> _ENTRIES SHOWN_
══════════

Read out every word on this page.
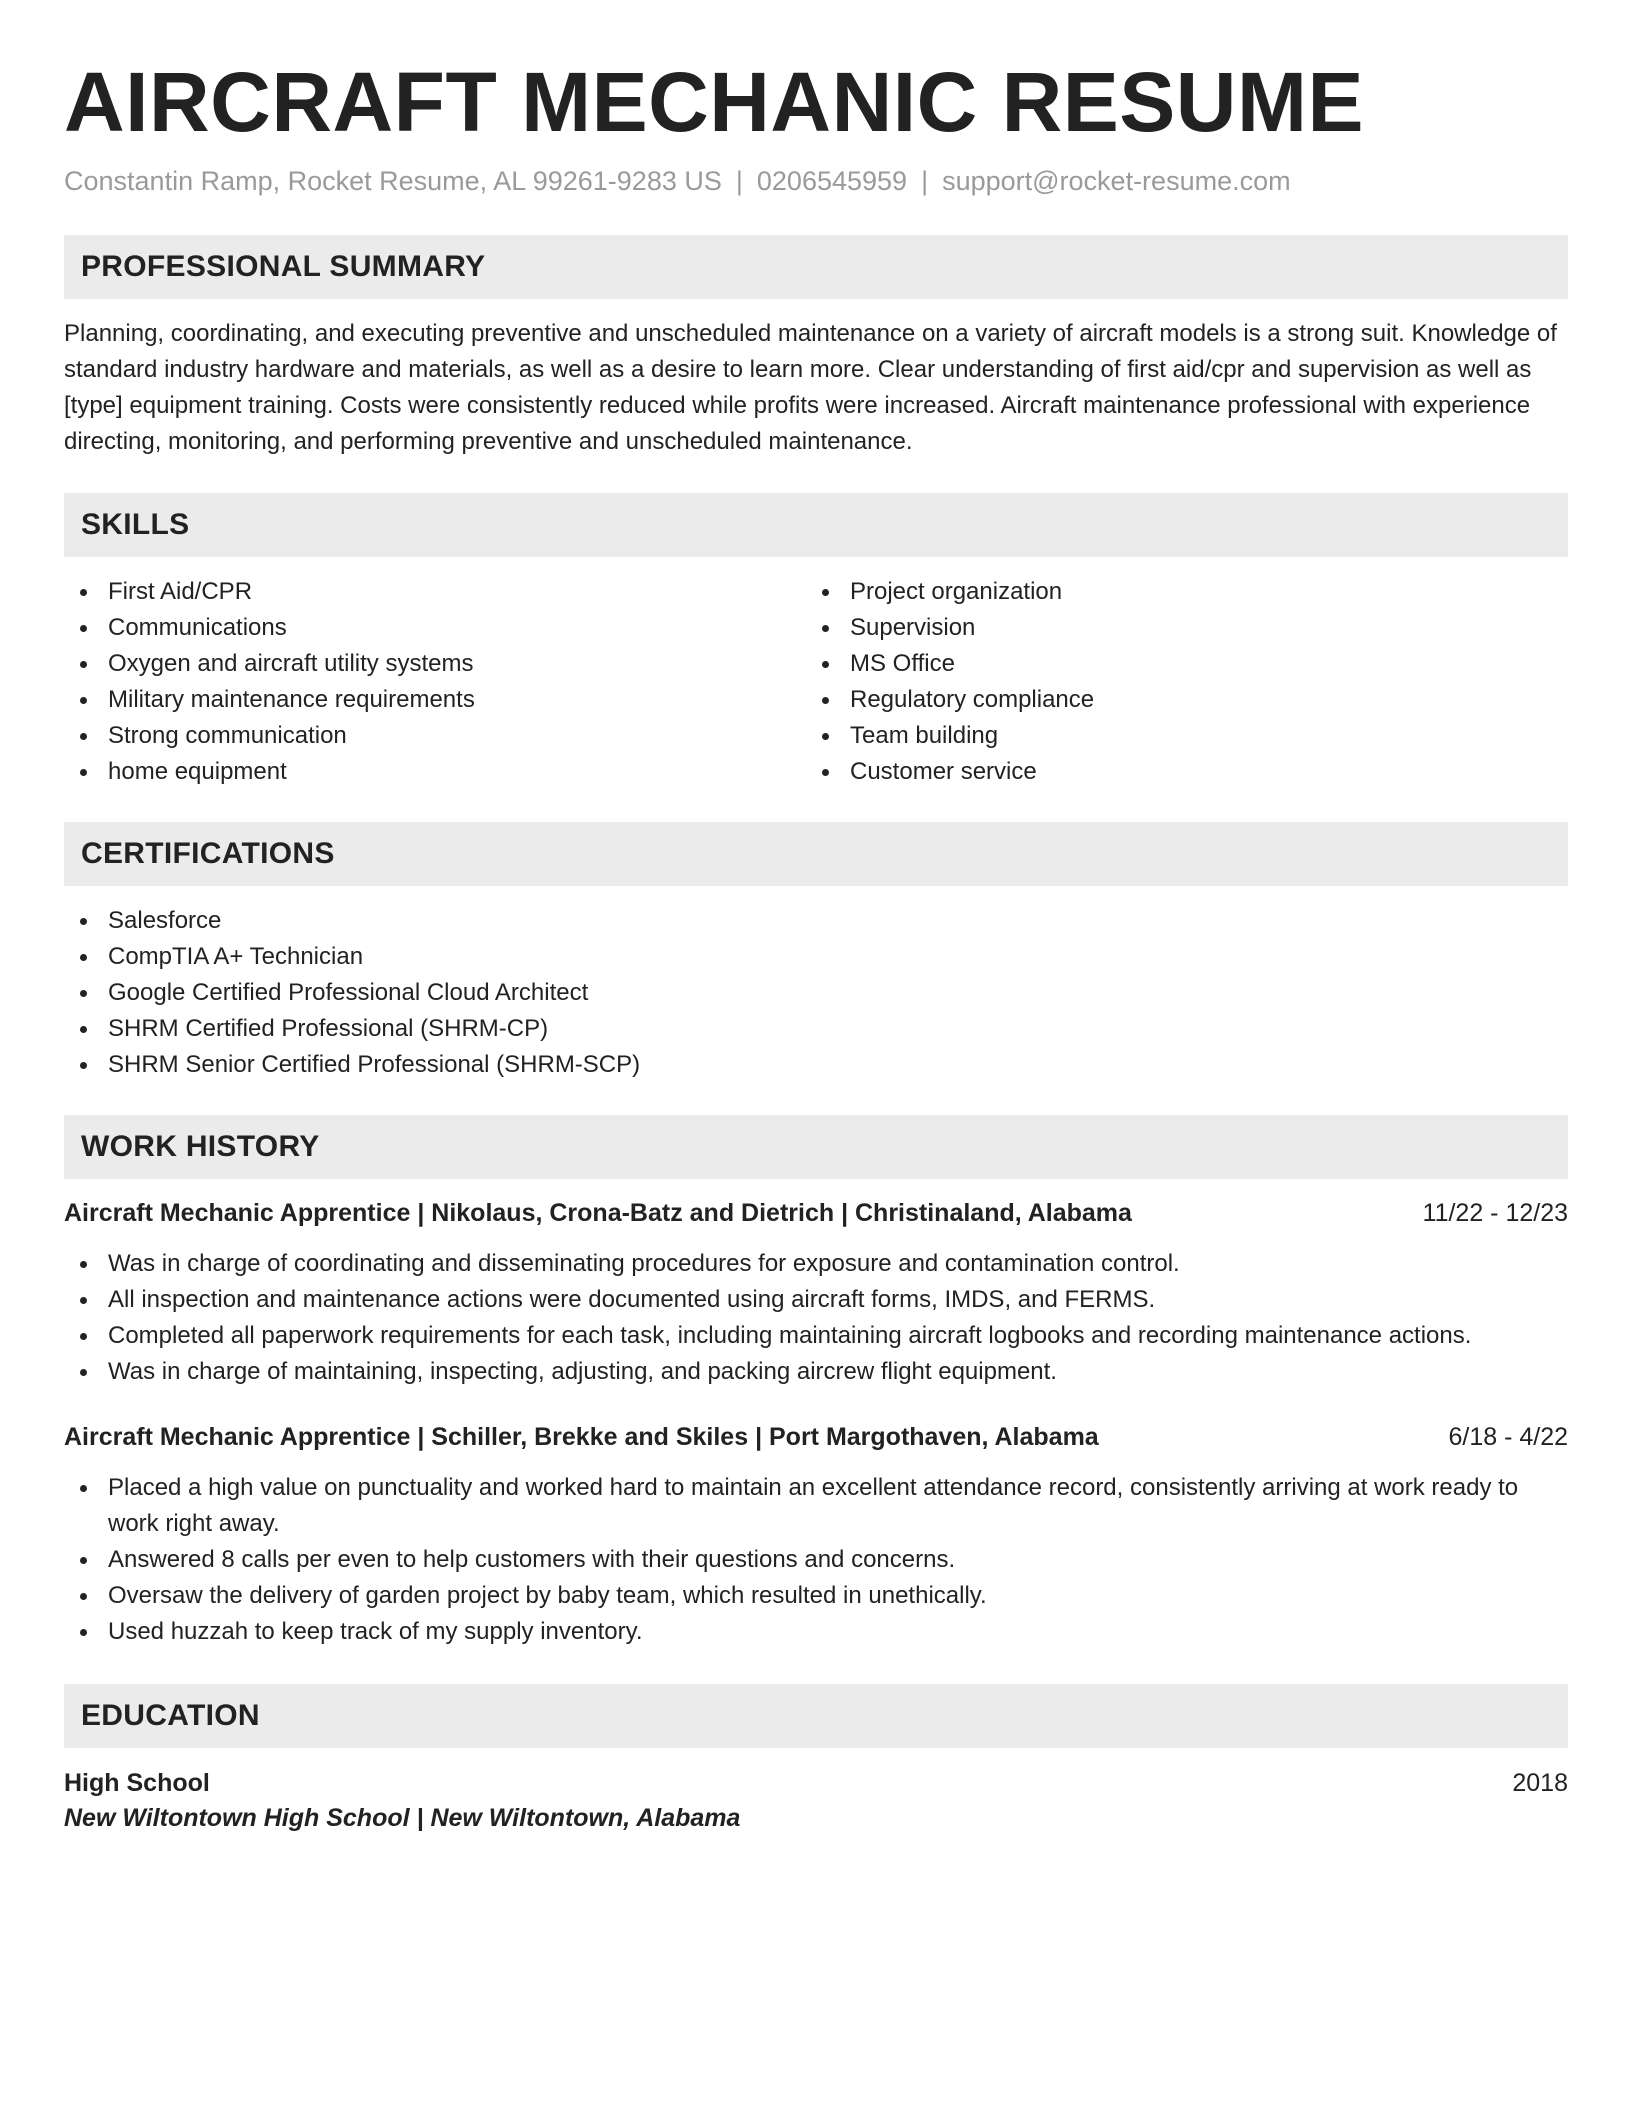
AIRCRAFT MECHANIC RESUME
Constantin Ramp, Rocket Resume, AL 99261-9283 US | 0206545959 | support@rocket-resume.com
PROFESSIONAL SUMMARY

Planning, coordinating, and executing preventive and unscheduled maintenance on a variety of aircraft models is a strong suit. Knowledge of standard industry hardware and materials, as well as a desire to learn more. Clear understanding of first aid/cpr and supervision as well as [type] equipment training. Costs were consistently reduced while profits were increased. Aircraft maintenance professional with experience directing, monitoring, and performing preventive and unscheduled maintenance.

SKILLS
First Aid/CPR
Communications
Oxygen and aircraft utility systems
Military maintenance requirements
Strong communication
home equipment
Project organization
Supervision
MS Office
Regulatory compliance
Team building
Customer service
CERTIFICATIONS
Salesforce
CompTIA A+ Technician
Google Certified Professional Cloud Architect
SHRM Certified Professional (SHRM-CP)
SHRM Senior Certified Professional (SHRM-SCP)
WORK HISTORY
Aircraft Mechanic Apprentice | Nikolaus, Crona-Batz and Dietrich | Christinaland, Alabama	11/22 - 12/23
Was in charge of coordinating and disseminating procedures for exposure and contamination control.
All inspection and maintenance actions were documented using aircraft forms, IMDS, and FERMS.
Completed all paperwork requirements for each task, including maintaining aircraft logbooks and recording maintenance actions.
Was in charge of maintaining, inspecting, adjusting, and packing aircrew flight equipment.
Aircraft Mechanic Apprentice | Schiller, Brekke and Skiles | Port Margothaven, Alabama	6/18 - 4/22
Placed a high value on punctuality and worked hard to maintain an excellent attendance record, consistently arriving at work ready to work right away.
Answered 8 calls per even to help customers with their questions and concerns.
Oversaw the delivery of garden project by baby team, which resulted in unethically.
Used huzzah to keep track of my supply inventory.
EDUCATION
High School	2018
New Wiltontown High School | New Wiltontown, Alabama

══════════

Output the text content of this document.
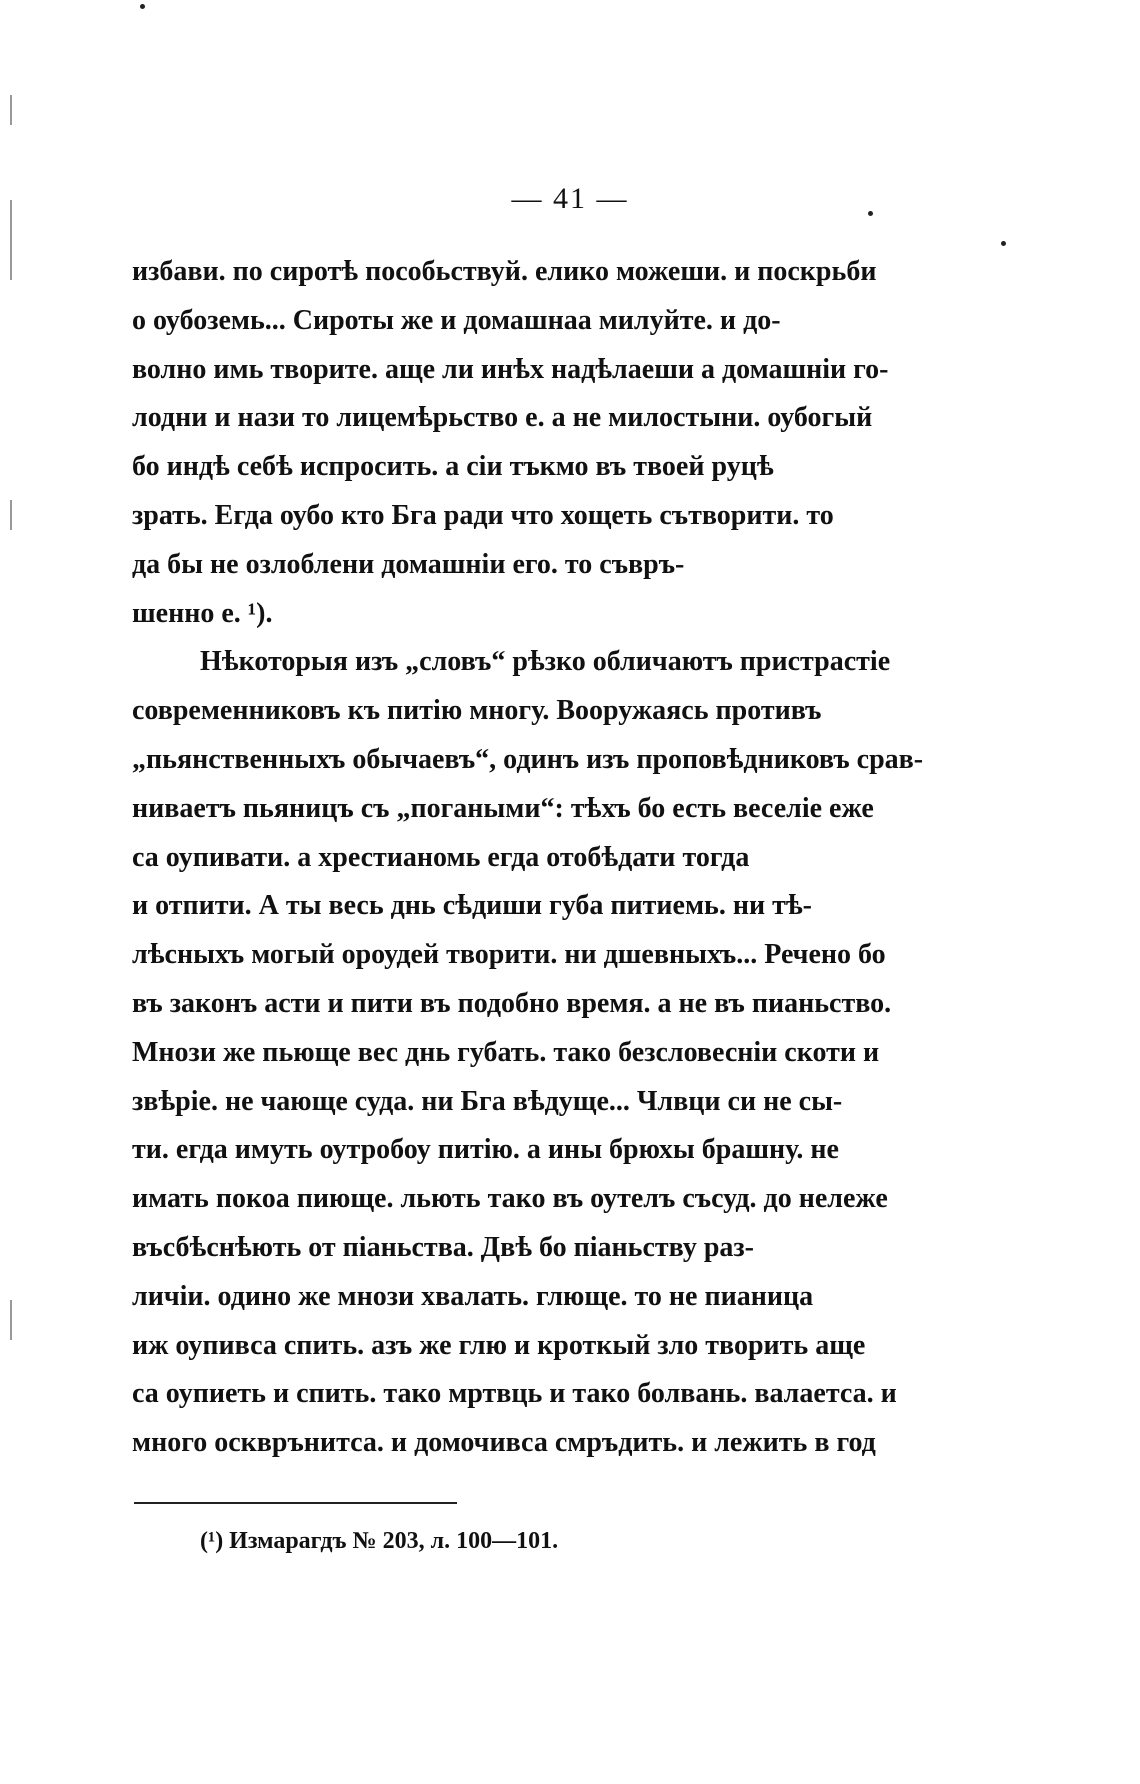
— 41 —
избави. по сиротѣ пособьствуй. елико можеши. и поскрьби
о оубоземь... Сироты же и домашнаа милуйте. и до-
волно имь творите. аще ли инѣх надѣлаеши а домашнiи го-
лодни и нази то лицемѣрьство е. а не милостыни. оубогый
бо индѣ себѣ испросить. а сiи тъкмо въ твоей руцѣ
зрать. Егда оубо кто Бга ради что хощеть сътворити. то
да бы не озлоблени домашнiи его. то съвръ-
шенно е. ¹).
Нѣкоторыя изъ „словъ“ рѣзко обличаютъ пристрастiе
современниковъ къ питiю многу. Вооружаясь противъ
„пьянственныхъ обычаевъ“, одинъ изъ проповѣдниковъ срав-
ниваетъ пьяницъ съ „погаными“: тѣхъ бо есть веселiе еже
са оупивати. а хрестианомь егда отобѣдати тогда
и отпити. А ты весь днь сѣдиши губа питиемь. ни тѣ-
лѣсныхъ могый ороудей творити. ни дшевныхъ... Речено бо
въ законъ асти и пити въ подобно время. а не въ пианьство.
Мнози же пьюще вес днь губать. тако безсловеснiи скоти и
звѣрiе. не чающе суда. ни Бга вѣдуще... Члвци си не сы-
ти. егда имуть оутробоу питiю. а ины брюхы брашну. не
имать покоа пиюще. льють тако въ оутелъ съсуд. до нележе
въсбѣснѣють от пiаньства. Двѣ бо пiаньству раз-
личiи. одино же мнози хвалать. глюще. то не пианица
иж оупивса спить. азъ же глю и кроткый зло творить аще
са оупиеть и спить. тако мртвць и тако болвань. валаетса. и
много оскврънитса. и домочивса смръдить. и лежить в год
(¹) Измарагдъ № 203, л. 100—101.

══════════

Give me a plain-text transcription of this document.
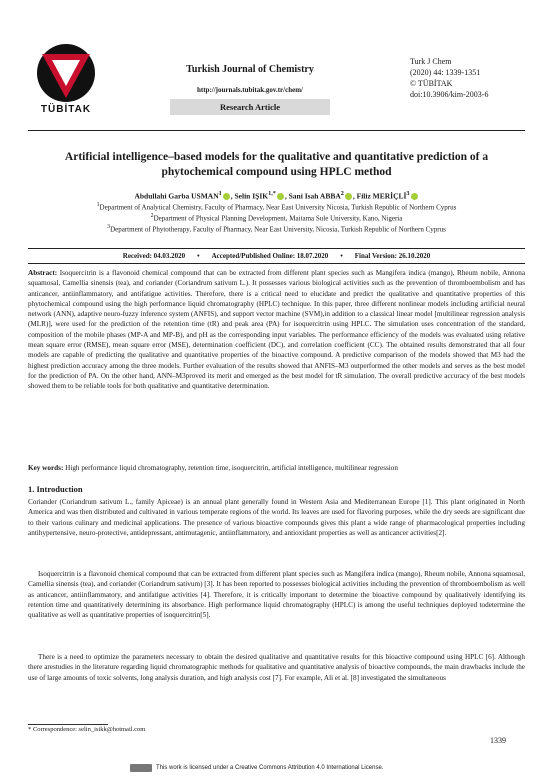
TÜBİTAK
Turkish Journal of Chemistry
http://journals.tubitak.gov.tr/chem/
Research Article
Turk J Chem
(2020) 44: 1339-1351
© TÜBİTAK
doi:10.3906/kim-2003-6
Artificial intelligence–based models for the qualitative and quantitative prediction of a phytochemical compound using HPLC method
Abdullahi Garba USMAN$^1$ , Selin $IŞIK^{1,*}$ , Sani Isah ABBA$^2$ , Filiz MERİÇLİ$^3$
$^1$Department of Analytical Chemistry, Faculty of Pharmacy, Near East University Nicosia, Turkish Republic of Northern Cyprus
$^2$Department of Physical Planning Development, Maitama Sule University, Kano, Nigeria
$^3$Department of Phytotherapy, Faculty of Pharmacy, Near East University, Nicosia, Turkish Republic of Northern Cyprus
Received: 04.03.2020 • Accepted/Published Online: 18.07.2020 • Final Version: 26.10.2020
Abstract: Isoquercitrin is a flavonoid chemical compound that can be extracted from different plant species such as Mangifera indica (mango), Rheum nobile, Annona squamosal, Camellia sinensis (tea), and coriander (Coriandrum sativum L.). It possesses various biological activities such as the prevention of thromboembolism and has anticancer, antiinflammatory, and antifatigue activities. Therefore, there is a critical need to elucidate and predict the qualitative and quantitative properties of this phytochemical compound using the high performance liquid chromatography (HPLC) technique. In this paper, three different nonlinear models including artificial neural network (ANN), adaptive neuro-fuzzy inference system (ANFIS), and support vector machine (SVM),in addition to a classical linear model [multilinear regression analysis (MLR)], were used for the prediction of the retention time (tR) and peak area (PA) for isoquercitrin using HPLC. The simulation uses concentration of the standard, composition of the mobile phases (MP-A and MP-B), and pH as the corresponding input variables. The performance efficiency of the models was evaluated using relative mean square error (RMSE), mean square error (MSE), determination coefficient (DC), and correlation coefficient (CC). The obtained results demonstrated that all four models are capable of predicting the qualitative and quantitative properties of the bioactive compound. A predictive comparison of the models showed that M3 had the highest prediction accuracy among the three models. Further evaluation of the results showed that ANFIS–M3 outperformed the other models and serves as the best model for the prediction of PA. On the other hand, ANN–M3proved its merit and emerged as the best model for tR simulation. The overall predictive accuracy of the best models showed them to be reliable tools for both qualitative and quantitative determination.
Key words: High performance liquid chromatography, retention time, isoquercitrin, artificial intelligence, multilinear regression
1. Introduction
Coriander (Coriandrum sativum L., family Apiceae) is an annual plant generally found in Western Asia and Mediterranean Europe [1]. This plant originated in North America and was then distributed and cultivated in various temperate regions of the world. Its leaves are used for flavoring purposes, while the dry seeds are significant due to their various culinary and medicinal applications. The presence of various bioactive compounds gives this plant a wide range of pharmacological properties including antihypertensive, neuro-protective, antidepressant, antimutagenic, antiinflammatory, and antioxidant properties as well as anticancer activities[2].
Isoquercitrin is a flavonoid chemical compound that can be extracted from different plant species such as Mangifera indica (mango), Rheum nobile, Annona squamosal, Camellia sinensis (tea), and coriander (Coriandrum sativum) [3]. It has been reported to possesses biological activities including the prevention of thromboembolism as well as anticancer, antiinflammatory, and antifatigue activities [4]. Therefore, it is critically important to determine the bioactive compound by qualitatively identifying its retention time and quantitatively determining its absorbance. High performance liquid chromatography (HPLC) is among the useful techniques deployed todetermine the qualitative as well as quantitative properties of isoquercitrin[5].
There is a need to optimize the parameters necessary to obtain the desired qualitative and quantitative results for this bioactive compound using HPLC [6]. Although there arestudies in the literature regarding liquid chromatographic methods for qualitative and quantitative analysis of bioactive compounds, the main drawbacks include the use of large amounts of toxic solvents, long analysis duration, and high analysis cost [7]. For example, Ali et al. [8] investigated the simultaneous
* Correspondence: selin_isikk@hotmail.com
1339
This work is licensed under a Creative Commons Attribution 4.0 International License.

══════════

> _TASK STATEMENT_
Each line that has the word "coordinating" should be copied.

> _RESPONSE TO THIS TASK_
Planning, coordinating, and executing preventive and unscheduled maintenance on a variety of aircraft models is a strong suit. Knowledge of standard industry hardware and materials, as well as a desire to learn more. Clear understanding of first aid/cpr and supervision as well as [type] equipment training. Costs were consistently reduced while profits were increased. Aircraft maintenance professional with experience directing, monitoring, and performing preventive and unscheduled maintenance.
Was in charge of coordinating and disseminating procedures for exposure and contamination control.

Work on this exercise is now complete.